Start of The data
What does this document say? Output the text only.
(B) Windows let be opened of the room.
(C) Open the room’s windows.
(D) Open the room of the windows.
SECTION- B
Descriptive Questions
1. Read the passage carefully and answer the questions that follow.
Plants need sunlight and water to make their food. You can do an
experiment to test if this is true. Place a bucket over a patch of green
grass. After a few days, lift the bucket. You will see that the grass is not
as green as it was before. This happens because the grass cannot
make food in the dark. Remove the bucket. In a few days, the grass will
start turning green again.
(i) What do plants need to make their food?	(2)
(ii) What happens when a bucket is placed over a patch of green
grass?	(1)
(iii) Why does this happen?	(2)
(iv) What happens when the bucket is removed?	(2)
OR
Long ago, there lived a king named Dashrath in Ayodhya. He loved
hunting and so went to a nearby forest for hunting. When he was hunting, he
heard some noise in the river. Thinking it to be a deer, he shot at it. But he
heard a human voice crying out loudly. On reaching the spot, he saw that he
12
End of The data
Start of The data
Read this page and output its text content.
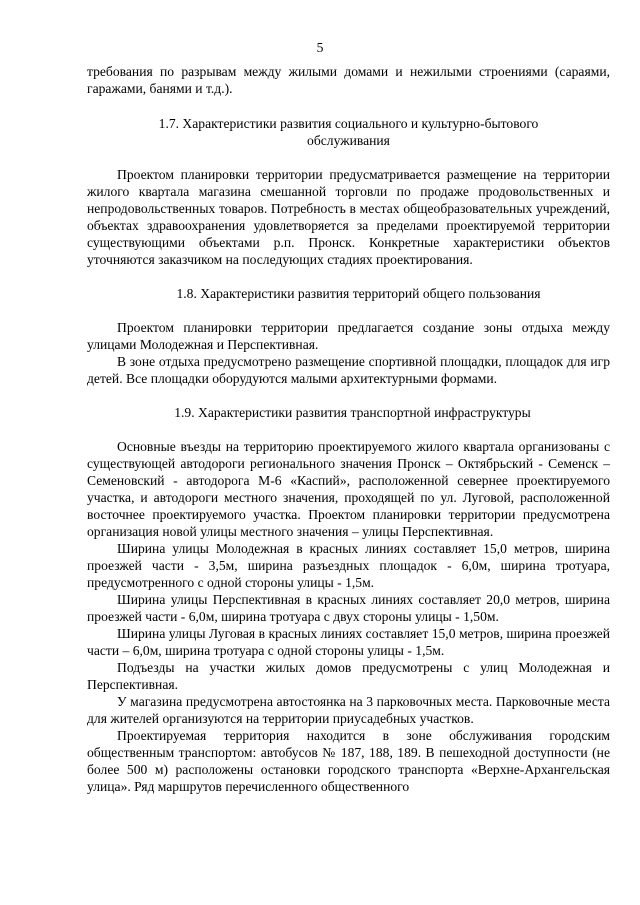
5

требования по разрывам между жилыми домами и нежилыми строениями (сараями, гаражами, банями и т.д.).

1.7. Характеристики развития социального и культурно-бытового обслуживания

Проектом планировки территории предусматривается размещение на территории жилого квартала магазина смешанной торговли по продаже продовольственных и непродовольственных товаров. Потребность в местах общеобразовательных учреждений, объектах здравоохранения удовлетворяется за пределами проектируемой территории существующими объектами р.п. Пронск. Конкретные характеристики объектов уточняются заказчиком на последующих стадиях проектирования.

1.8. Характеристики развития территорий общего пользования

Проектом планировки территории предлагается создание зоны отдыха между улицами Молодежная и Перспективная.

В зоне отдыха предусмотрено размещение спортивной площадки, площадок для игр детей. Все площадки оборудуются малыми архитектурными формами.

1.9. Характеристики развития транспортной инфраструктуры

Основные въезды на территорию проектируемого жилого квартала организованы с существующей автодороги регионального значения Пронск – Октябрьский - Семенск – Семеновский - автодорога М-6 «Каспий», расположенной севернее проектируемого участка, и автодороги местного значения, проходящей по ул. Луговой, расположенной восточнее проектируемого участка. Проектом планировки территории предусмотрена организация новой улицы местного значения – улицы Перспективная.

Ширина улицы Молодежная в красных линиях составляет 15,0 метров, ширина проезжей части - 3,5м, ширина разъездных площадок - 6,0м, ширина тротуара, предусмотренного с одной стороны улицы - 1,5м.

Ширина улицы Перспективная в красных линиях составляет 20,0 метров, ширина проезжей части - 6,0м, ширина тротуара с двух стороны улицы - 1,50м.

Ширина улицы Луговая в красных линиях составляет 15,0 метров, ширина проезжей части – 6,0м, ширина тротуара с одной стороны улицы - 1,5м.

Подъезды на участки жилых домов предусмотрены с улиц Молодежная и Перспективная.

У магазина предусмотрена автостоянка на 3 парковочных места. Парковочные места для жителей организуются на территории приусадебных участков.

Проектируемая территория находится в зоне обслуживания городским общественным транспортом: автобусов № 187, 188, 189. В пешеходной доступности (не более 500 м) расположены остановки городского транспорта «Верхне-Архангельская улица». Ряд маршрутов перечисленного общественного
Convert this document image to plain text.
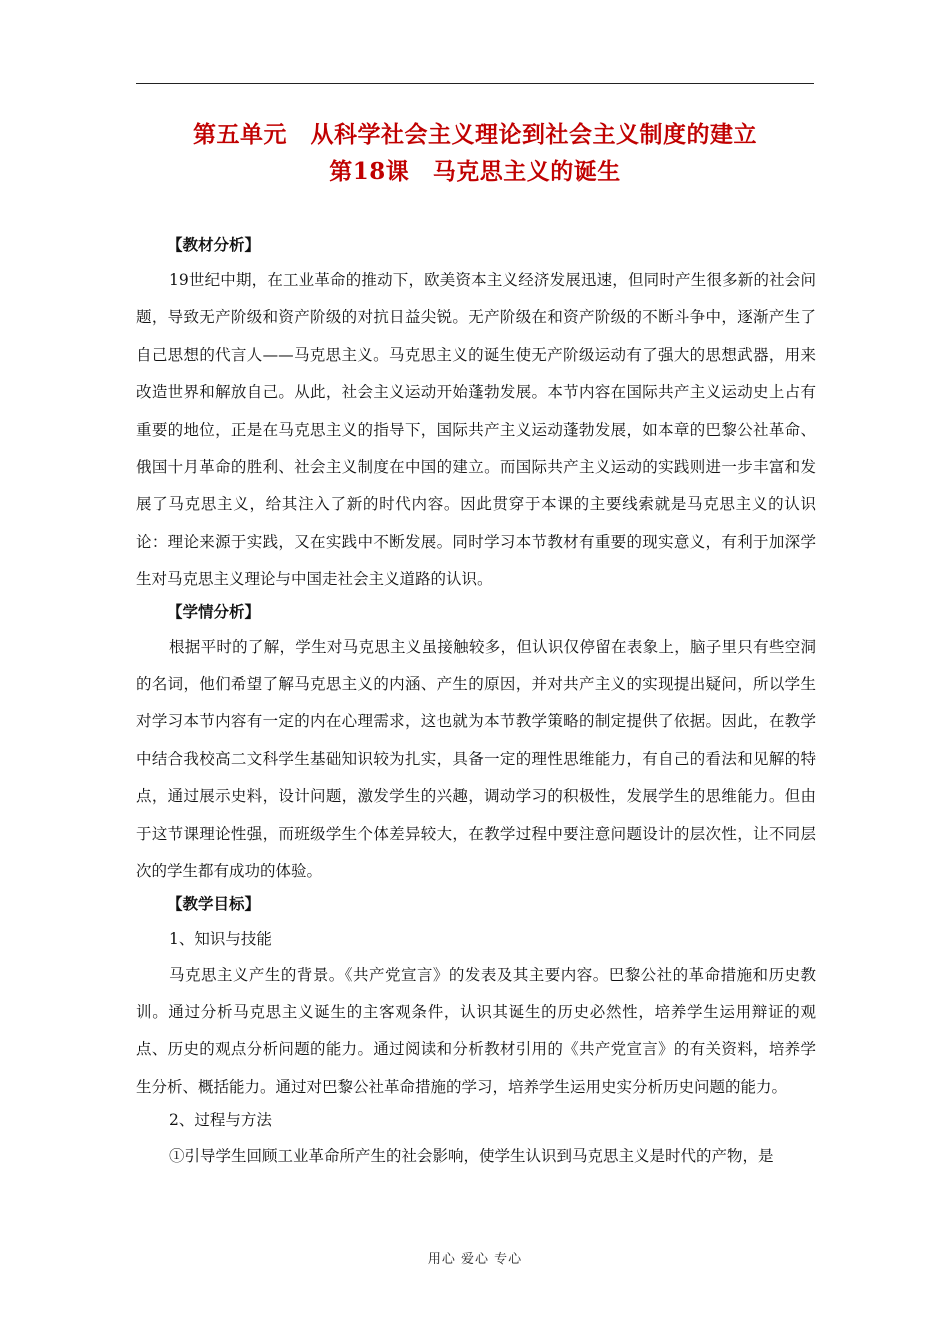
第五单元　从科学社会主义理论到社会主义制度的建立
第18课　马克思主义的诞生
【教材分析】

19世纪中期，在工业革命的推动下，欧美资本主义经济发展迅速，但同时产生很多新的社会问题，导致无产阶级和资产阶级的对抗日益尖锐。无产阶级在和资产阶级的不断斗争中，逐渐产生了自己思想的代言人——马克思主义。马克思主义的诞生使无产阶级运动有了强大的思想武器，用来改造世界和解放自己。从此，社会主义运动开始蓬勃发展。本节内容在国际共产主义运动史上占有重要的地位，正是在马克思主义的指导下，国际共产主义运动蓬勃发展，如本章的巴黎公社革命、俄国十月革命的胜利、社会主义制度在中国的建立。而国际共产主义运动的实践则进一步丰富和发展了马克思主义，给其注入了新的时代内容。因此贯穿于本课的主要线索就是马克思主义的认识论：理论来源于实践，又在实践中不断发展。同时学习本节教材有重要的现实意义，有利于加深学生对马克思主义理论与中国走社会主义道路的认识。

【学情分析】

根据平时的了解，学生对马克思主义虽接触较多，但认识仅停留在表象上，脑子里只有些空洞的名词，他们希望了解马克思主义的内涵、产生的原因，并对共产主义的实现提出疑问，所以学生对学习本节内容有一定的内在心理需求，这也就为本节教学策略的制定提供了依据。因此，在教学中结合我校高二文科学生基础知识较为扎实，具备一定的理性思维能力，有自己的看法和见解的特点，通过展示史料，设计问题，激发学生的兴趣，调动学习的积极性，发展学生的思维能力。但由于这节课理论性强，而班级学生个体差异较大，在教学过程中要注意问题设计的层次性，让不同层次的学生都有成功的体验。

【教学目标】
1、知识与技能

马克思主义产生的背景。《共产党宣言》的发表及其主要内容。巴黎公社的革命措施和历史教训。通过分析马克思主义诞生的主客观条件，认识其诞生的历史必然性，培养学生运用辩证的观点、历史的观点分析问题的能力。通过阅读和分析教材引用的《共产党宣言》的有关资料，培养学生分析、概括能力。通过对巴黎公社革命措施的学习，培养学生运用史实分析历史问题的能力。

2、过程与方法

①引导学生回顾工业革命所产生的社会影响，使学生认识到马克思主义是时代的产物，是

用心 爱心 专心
End of The data
Start of The data
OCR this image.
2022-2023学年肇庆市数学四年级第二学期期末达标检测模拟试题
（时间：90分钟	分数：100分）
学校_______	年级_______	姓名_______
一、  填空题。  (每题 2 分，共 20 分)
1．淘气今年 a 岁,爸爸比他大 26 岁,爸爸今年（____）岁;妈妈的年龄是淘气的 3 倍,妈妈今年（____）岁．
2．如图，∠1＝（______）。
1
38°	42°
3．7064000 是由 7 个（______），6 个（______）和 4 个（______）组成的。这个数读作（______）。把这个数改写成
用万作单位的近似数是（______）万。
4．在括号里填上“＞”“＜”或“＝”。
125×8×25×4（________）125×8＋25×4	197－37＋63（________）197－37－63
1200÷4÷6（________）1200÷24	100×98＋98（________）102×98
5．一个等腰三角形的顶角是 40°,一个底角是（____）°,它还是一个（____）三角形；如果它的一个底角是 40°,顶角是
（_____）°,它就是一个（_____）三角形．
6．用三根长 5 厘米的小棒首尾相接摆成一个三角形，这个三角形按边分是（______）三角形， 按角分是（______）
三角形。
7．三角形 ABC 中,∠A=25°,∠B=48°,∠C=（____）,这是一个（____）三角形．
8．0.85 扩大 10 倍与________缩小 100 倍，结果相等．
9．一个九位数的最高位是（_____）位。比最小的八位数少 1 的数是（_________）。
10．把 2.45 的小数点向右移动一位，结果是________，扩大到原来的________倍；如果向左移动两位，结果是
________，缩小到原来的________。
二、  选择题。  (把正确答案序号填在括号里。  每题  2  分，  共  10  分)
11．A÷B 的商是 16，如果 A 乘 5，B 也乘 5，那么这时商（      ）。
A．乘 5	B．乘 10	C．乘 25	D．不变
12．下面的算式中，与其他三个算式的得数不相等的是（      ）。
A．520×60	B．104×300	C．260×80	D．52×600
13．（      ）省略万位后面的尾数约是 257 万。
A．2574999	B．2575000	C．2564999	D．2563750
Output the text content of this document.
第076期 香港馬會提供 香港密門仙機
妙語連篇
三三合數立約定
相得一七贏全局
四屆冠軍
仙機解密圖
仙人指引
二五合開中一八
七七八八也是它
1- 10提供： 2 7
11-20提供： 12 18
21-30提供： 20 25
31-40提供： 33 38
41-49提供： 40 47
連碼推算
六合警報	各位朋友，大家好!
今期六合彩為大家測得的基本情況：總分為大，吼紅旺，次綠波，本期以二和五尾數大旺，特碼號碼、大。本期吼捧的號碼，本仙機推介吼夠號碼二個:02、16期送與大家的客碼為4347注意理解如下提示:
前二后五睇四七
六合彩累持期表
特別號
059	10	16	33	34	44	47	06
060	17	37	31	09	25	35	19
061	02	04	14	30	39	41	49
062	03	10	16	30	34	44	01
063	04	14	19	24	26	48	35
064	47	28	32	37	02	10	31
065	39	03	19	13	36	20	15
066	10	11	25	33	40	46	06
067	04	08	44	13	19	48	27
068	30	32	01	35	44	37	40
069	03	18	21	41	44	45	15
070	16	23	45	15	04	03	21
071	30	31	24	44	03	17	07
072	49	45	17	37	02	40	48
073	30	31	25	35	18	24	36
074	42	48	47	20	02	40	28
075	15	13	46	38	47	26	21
End of The data
Stated exercise: Look back over the material above and state how many lines hold the word "that". Write the number and nothing else.

Response to this task: 3